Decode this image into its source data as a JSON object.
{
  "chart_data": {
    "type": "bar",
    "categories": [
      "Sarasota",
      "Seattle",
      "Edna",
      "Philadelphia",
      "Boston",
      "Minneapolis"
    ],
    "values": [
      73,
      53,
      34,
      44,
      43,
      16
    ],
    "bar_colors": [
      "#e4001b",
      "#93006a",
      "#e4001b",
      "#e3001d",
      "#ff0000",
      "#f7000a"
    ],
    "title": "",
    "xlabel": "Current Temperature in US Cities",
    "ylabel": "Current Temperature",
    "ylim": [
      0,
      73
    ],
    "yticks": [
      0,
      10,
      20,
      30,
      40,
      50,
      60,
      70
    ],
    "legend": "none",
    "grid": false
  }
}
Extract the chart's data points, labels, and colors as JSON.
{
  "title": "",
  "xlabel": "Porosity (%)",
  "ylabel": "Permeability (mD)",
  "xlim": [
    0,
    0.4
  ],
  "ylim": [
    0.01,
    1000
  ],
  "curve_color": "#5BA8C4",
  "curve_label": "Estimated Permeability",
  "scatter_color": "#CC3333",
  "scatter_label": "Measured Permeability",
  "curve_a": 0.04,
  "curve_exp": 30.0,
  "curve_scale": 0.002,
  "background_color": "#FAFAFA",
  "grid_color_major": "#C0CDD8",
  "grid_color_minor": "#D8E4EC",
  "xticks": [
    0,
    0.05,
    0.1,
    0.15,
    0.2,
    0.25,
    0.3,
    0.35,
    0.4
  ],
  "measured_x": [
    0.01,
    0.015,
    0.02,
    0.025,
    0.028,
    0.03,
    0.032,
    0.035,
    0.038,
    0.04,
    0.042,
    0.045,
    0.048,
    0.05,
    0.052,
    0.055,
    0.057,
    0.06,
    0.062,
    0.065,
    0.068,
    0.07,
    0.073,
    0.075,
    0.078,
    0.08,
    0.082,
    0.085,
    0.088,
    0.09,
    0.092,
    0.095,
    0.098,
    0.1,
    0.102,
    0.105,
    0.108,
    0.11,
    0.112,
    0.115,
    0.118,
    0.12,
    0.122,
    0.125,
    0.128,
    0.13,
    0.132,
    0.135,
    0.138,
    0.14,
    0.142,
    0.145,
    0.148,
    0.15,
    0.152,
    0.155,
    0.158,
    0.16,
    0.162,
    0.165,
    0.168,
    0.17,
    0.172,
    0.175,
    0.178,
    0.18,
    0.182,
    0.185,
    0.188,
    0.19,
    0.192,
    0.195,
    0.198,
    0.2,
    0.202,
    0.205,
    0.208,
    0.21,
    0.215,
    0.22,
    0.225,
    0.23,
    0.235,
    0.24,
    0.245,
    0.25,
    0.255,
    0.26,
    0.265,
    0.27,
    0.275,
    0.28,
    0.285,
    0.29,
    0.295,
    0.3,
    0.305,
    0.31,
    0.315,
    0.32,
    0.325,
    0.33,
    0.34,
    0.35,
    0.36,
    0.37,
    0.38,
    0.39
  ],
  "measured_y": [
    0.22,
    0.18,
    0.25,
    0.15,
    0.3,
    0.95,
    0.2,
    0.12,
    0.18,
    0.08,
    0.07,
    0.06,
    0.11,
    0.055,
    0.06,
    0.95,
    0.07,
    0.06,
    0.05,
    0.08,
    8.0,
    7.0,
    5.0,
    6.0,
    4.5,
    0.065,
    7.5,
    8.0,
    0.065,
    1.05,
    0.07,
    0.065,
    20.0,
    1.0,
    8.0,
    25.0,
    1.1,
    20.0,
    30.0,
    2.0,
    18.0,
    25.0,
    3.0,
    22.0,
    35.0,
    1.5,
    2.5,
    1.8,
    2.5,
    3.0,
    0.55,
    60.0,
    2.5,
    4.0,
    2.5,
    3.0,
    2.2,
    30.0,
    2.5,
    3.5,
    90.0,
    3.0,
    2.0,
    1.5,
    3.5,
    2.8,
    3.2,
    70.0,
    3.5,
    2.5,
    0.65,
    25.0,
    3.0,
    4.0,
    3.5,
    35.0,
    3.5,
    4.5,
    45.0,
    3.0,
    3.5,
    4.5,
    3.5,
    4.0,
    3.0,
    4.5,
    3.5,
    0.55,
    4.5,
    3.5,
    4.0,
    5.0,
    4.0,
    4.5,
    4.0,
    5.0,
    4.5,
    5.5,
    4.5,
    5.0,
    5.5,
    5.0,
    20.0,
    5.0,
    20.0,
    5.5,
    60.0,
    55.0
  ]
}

• • •

> **GOAL**
Print every entry exactly as it appears.

> **OUTPUT OF THE EXERCISE**
Decode this image into its source data as a JSON object.
{
  "chart_data": {
    "type": "bar",
    "categories": [
      "Sarasota",
      "Seattle",
      "Edna",
      "Philadelphia",
      "Boston",
      "Minneapolis"
    ],
    "values": [
      73,
      53,
      34,
      44,
      43,
      16
    ],
    "bar_colors": [
      "#e4001b",
      "#93006a",
      "#e4001b",
      "#e3001d",
      "#ff0000",
      "#f7000a"
    ],
    "title": "",
    "xlabel": "Current Temperature in US Cities",
    "ylabel": "Current Temperature",
    "ylim": [
      0,
      73
    ],
    "yticks": [
      0,
      10,
      20,
      30,
      40,
      50,
      60,
      70
    ],
    "legend": "none",
    "grid": false
  }
}
Extract the chart's data points, labels, and colors as JSON.
{
  "title": "",
  "xlabel": "Porosity (%)",
  "ylabel": "Permeability (mD)",
  "xlim": [
    0,
    0.4
  ],
  "ylim": [
    0.01,
    1000
  ],
  "curve_color": "#5BA8C4",
  "curve_label": "Estimated Permeability",
  "scatter_color": "#CC3333",
  "scatter_label": "Measured Permeability",
  "curve_a": 0.04,
  "curve_exp": 30.0,
  "curve_scale": 0.002,
  "background_color": "#FAFAFA",
  "grid_color_major": "#C0CDD8",
  "grid_color_minor": "#D8E4EC",
  "xticks": [
    0,
    0.05,
    0.1,
    0.15,
    0.2,
    0.25,
    0.3,
    0.35,
    0.4
  ],
  "measured_x": [
    0.01,
    0.015,
    0.02,
    0.025,
    0.028,
    0.03,
    0.032,
    0.035,
    0.038,
    0.04,
    0.042,
    0.045,
    0.048,
    0.05,
    0.052,
    0.055,
    0.057,
    0.06,
    0.062,
    0.065,
    0.068,
    0.07,
    0.073,
    0.075,
    0.078,
    0.08,
    0.082,
    0.085,
    0.088,
    0.09,
    0.092,
    0.095,
    0.098,
    0.1,
    0.102,
    0.105,
    0.108,
    0.11,
    0.112,
    0.115,
    0.118,
    0.12,
    0.122,
    0.125,
    0.128,
    0.13,
    0.132,
    0.135,
    0.138,
    0.14,
    0.142,
    0.145,
    0.148,
    0.15,
    0.152,
    0.155,
    0.158,
    0.16,
    0.162,
    0.165,
    0.168,
    0.17,
    0.172,
    0.175,
    0.178,
    0.18,
    0.182,
    0.185,
    0.188,
    0.19,
    0.192,
    0.195,
    0.198,
    0.2,
    0.202,
    0.205,
    0.208,
    0.21,
    0.215,
    0.22,
    0.225,
    0.23,
    0.235,
    0.24,
    0.245,
    0.25,
    0.255,
    0.26,
    0.265,
    0.27,
    0.275,
    0.28,
    0.285,
    0.29,
    0.295,
    0.3,
    0.305,
    0.31,
    0.315,
    0.32,
    0.325,
    0.33,
    0.34,
    0.35,
    0.36,
    0.37,
    0.38,
    0.39
  ],
  "measured_y": [
    0.22,
    0.18,
    0.25,
    0.15,
    0.3,
    0.95,
    0.2,
    0.12,
    0.18,
    0.08,
    0.07,
    0.06,
    0.11,
    0.055,
    0.06,
    0.95,
    0.07,
    0.06,
    0.05,
    0.08,
    8.0,
    7.0,
    5.0,
    6.0,
    4.5,
    0.065,
    7.5,
    8.0,
    0.065,
    1.05,
    0.07,
    0.065,
    20.0,
    1.0,
    8.0,
    25.0,
    1.1,
    20.0,
    30.0,
    2.0,
    18.0,
    25.0,
    3.0,
    22.0,
    35.0,
    1.5,
    2.5,
    1.8,
    2.5,
    3.0,
    0.55,
    60.0,
    2.5,
    4.0,
    2.5,
    3.0,
    2.2,
    30.0,
    2.5,
    3.5,
    90.0,
    3.0,
    2.0,
    1.5,
    3.5,
    2.8,
    3.2,
    70.0,
    3.5,
    2.5,
    0.65,
    25.0,
    3.0,
    4.0,
    3.5,
    35.0,
    3.5,
    4.5,
    45.0,
    3.0,
    3.5,
    4.5,
    3.5,
    4.0,
    3.0,
    4.5,
    3.5,
    0.55,
    4.5,
    3.5,
    4.0,
    5.0,
    4.0,
    4.5,
    4.0,
    5.0,
    4.5,
    5.5,
    4.5,
    5.0,
    5.5,
    5.0,
    20.0,
    5.0,
    20.0,
    5.5,
    60.0,
    55.0
  ]
}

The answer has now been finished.